▶ **Your task**:
Copy each line holding the string "formula".

▶ **Supplied records**:
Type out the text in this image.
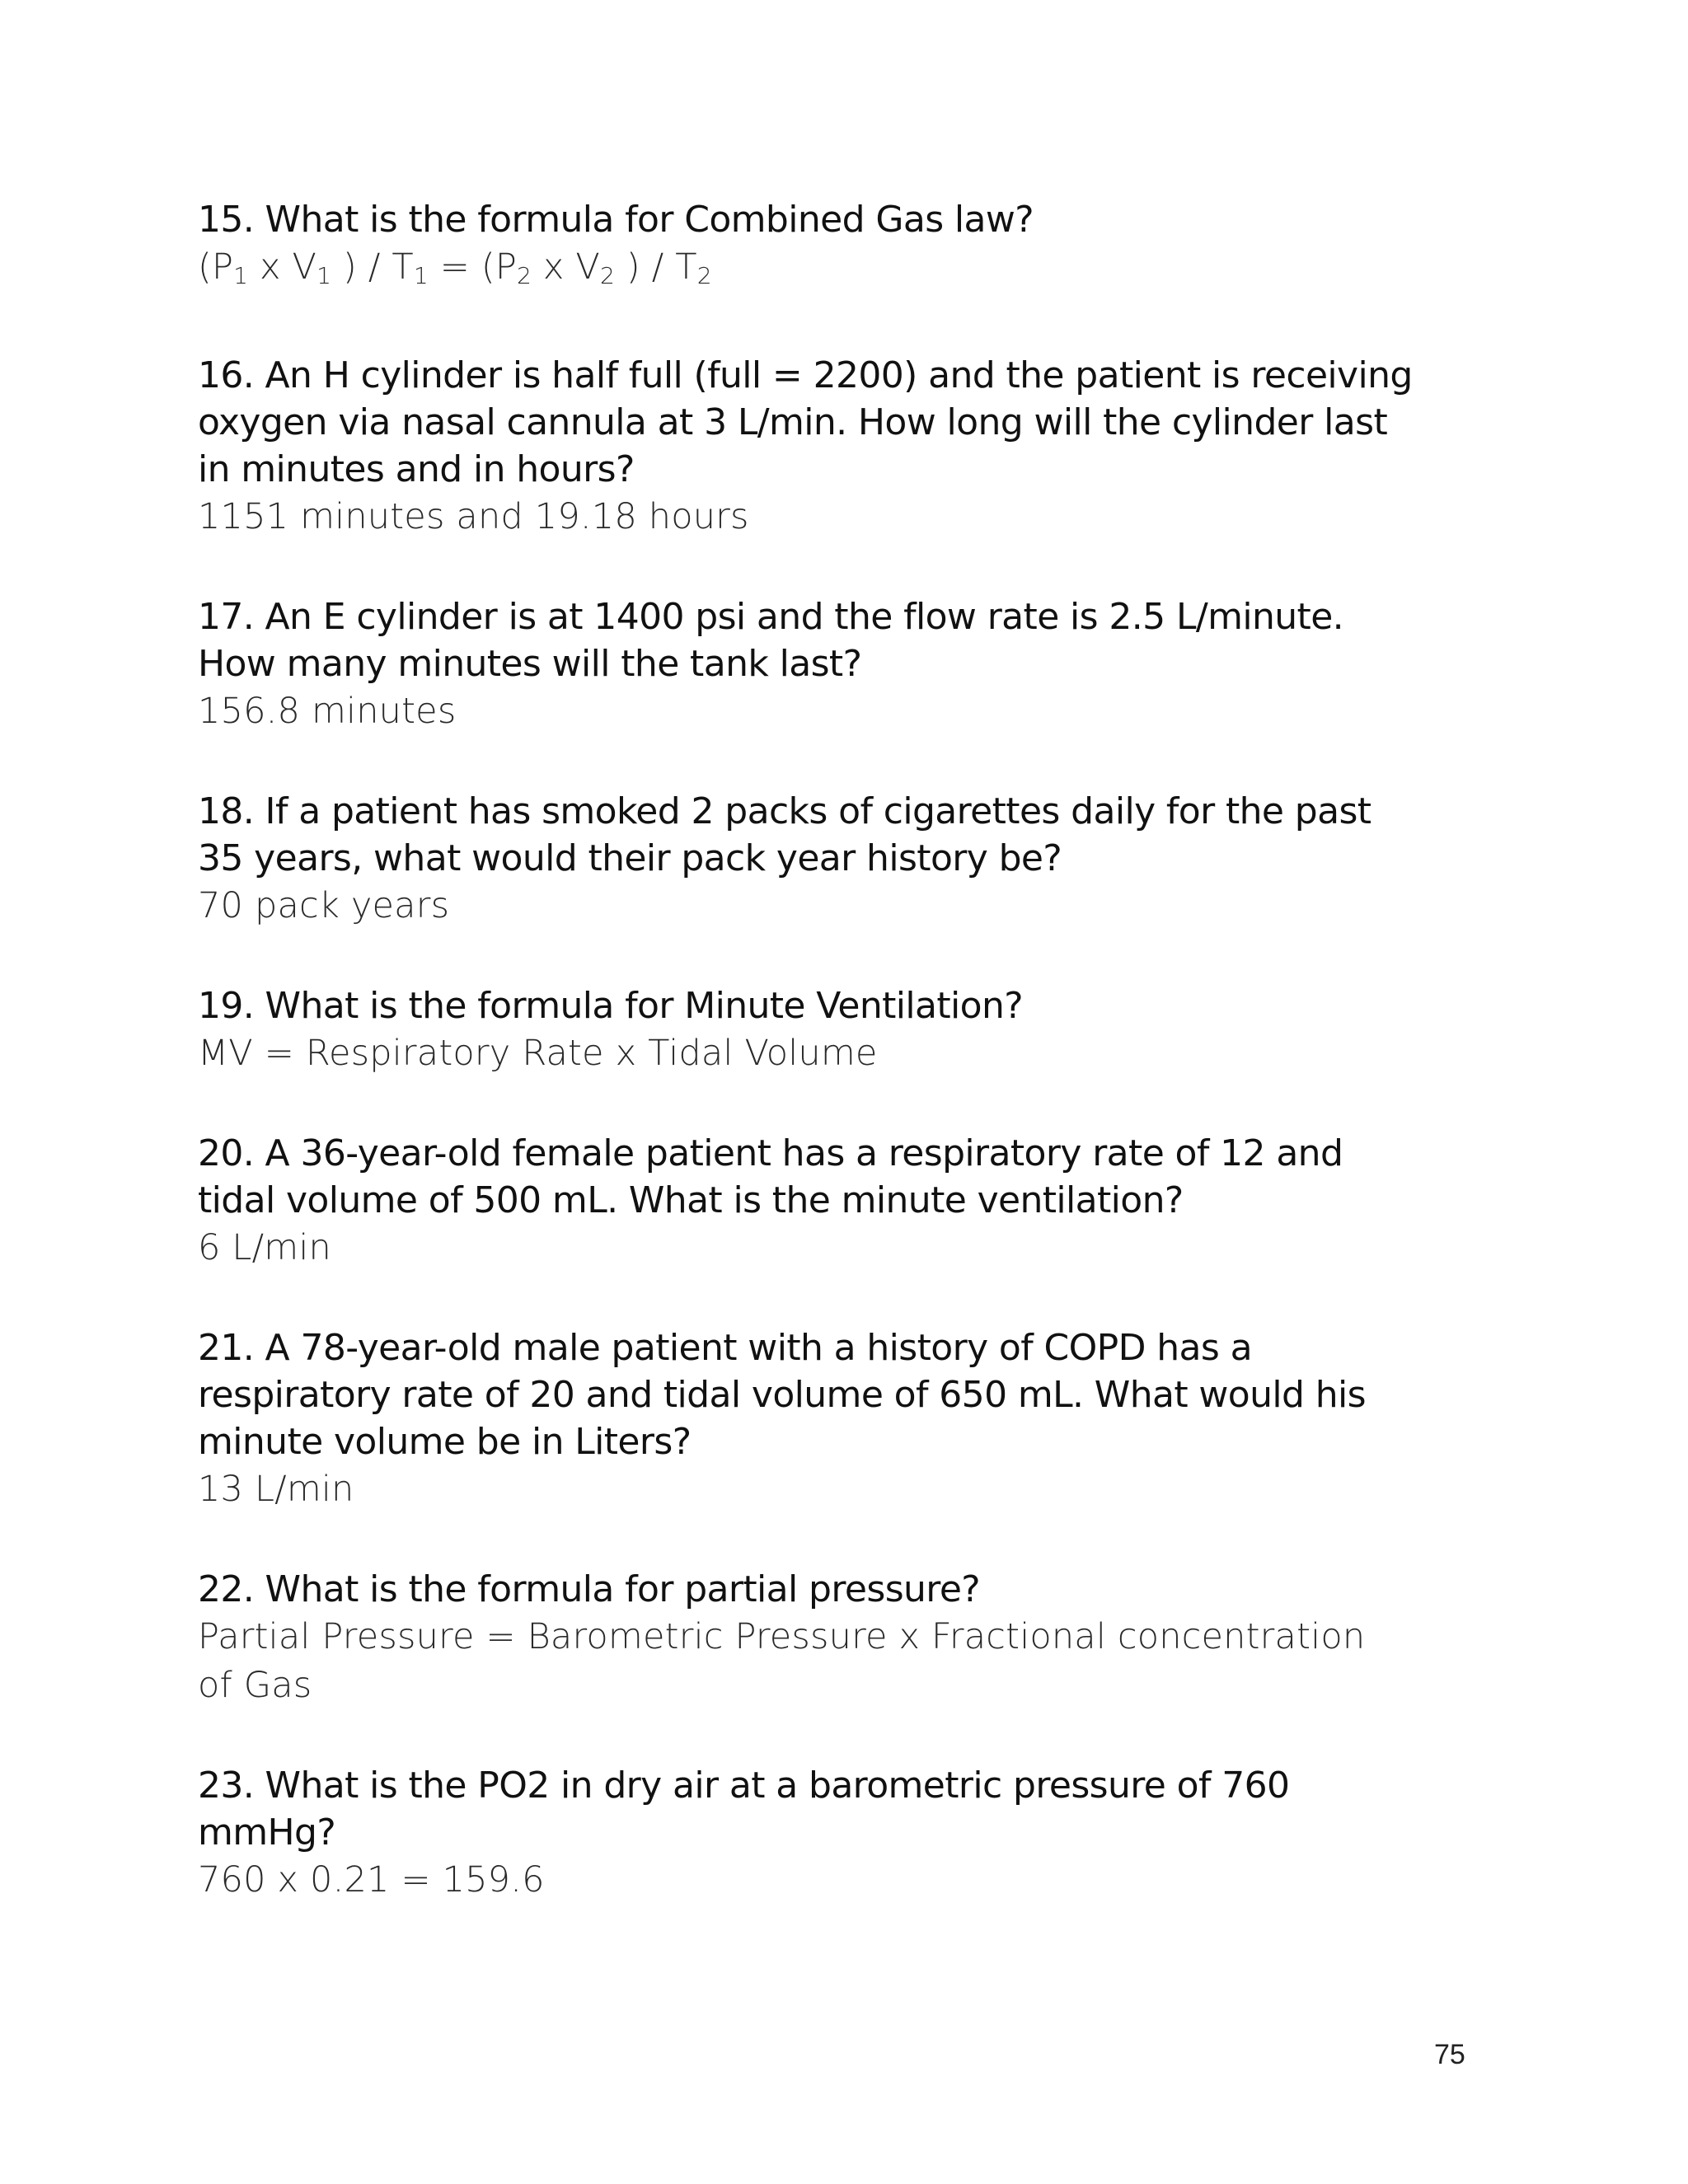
15. What is the formula for Combined Gas law?

(P1 x V1 ) / T1 = (P2 x V2 ) / T2

16. An H cylinder is half full (full = 2200) and the patient is receiving

oxygen via nasal cannula at 3 L/min. How long will the cylinder last

in minutes and in hours?

1151 minutes and 19.18 hours

17. An E cylinder is at 1400 psi and the flow rate is 2.5 L/minute.

How many minutes will the tank last?

156.8 minutes

18. If a patient has smoked 2 packs of cigarettes daily for the past

35 years, what would their pack year history be?

70 pack years

19. What is the formula for Minute Ventilation?

MV = Respiratory Rate x Tidal Volume

20. A 36-year-old female patient has a respiratory rate of 12 and

tidal volume of 500 mL. What is the minute ventilation?

6 L/min

21. A 78-year-old male patient with a history of COPD has a

respiratory rate of 20 and tidal volume of 650 mL. What would his

minute volume be in Liters?

13 L/min

22. What is the formula for partial pressure?

Partial Pressure = Barometric Pressure x Fractional concentration

of Gas

23. What is the PO2 in dry air at a barometric pressure of 760

mmHg?

760 x 0.21 = 159.6

75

▶ **Completed task**:
15. What is the formula for Combined Gas law?
19. What is the formula for Minute Ventilation?
22. What is the formula for partial pressure?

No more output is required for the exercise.